- _Work to do_:
Count lines with "Intensidad" in them. Report only the total.

- _Data in this exercise_:
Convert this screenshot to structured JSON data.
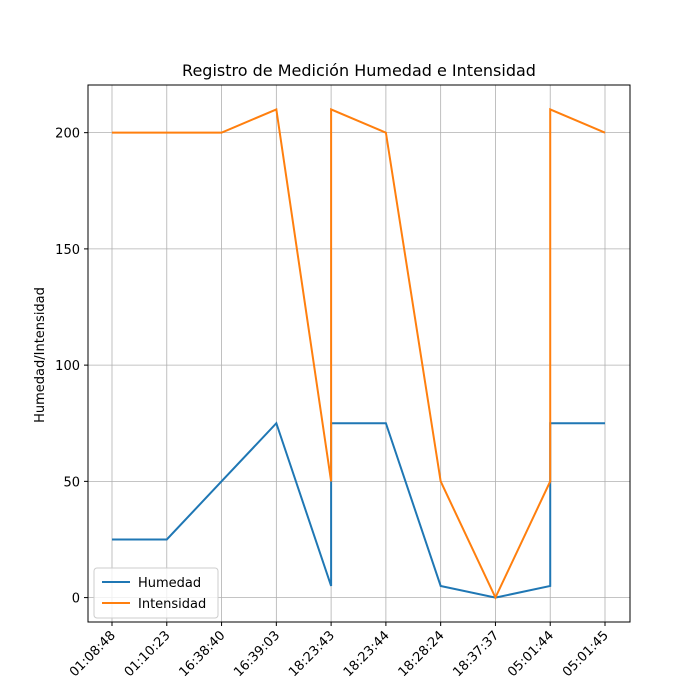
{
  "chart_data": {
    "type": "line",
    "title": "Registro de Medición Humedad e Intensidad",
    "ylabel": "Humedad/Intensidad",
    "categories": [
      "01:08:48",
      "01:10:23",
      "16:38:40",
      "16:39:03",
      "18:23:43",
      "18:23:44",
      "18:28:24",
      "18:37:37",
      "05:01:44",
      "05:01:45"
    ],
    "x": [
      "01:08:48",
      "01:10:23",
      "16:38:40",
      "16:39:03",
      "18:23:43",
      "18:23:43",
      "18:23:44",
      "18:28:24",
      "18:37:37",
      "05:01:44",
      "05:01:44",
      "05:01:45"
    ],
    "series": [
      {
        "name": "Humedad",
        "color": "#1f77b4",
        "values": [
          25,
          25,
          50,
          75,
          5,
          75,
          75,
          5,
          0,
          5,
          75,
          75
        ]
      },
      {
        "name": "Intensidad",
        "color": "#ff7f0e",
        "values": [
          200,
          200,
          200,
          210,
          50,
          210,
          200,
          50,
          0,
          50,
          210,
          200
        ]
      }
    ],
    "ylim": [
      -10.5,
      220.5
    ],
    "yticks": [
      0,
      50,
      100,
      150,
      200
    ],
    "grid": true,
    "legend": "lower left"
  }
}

- _Solved exercise_:
3